» Written request:
Copy the lines of the listing from the line containing "instrument-name: Beiersdorf AG" up to and including the line containing "x-axis-label-2013: 2013 bbox=[892, 562, 922, 577]", reproducing each one without any change.

» Materials provided:
● ● ● ●

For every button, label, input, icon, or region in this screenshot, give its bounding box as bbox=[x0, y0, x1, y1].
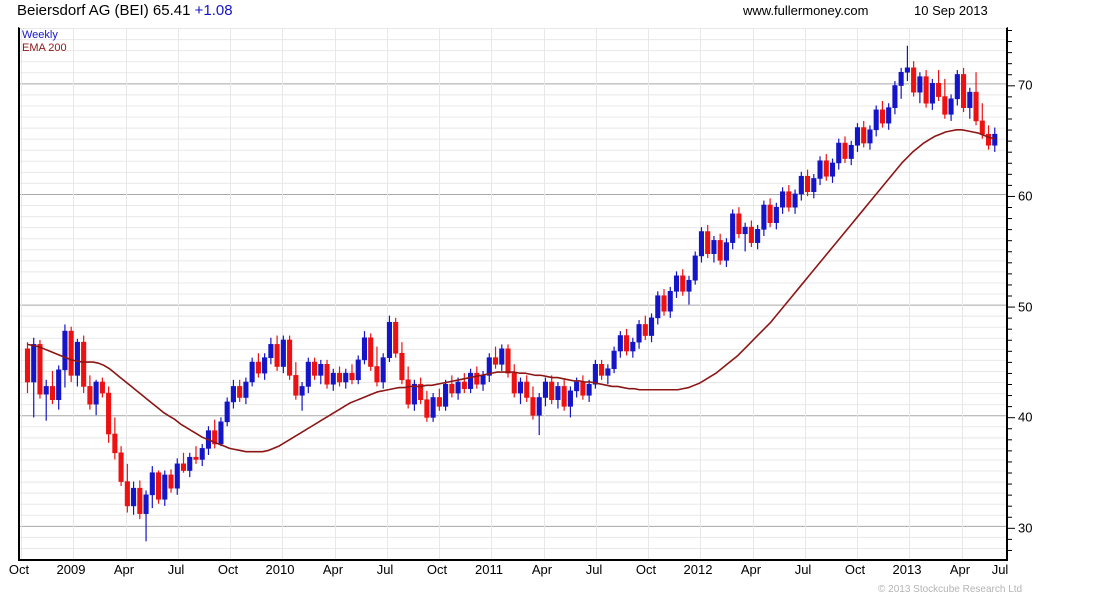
instrument-name: Beiersdorf AG (BEI) 65.41 bbox=[17, 2, 191, 19]
x-axis-label-apr: Apr bbox=[949, 562, 971, 577]
chart-legend: Weekly EMA 200 bbox=[22, 29, 67, 55]
x-axis-label-oct: Oct bbox=[8, 562, 30, 577]
y-axis-label-50: 50 bbox=[1018, 299, 1033, 315]
x-axis-label-oct: Oct bbox=[217, 562, 239, 577]
y-axis-label-70: 70 bbox=[1018, 77, 1033, 93]
y-axis-ticks bbox=[1008, 30, 1015, 551]
price-change: +1.08 bbox=[194, 2, 233, 19]
as-of-date: 10 Sep 2013 bbox=[914, 3, 988, 18]
y-axis-label-40: 40 bbox=[1018, 409, 1033, 425]
x-axis-label-2010: 2010 bbox=[265, 562, 295, 577]
x-axis-label-2013: 2013 bbox=[892, 562, 922, 577]
x-axis-label-oct: Oct bbox=[635, 562, 657, 577]
x-axis-label-jul: Jul bbox=[585, 562, 603, 577]
candlestick-svg bbox=[20, 28, 1006, 559]
x-axis-label-apr: Apr bbox=[740, 562, 762, 577]
x-axis-label-jul: Jul bbox=[794, 562, 812, 577]
x-axis-label-2011: 2011 bbox=[475, 562, 503, 577]
x-axis-label-oct: Oct bbox=[844, 562, 866, 577]
y-axis-label-60: 60 bbox=[1018, 188, 1033, 204]
y-axis-label-30: 30 bbox=[1018, 520, 1033, 536]
x-axis-label-2009: 2009 bbox=[56, 562, 86, 577]
x-axis-label-oct: Oct bbox=[426, 562, 448, 577]
site-url: www.fullermoney.com bbox=[743, 3, 869, 18]
x-axis-label-jul: Jul bbox=[991, 562, 1009, 577]
price-chart-plot-area[interactable] bbox=[18, 27, 1008, 561]
x-axis-label-apr: Apr bbox=[322, 562, 344, 577]
x-axis-label-jul: Jul bbox=[167, 562, 185, 577]
x-axis: Oct 2009 Apr Jul Oct 2010 Apr Jul Oct 2011 Apr Jul O… bbox=[0, 561, 1100, 583]
chart-header: Beiersdorf AG (BEI) 65.41 +1.08 www.full… bbox=[0, 0, 1100, 24]
x-axis-label-apr: Apr bbox=[113, 562, 135, 577]
legend-item-weekly: Weekly bbox=[22, 29, 58, 41]
x-axis-label-2012: 2012 bbox=[683, 562, 713, 577]
y-axis: 30 40 50 60 70 bbox=[1008, 27, 1100, 561]
copyright-notice: © 2013 Stockcube Research Ltd bbox=[878, 584, 1023, 595]
legend-item-ema200: EMA 200 bbox=[22, 42, 67, 54]
x-axis-label-apr: Apr bbox=[531, 562, 553, 577]
x-axis-label-jul: Jul bbox=[376, 562, 394, 577]
page-title: Beiersdorf AG (BEI) 65.41 +1.08 bbox=[17, 2, 233, 19]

● ● ● ●

» The solution:
instrument-name: Beiersdorf AG (BEI) 65.41 bbox=[17, 2, 191, 19]
x-axis-label-apr: Apr bbox=[949, 562, 971, 577]
chart-legend: Weekly EMA 200 bbox=[22, 29, 67, 55]
x-axis-label-oct: Oct bbox=[8, 562, 30, 577]
y-axis-label-50: 50 bbox=[1018, 299, 1033, 315]
x-axis-label-oct: Oct bbox=[217, 562, 239, 577]
y-axis-label-70: 70 bbox=[1018, 77, 1033, 93]
y-axis-ticks bbox=[1008, 30, 1015, 551]
price-change: +1.08 bbox=[194, 2, 233, 19]
as-of-date: 10 Sep 2013 bbox=[914, 3, 988, 18]
y-axis-label-40: 40 bbox=[1018, 409, 1033, 425]
x-axis-label-2010: 2010 bbox=[265, 562, 295, 577]
x-axis-label-2013: 2013 bbox=[892, 562, 922, 577]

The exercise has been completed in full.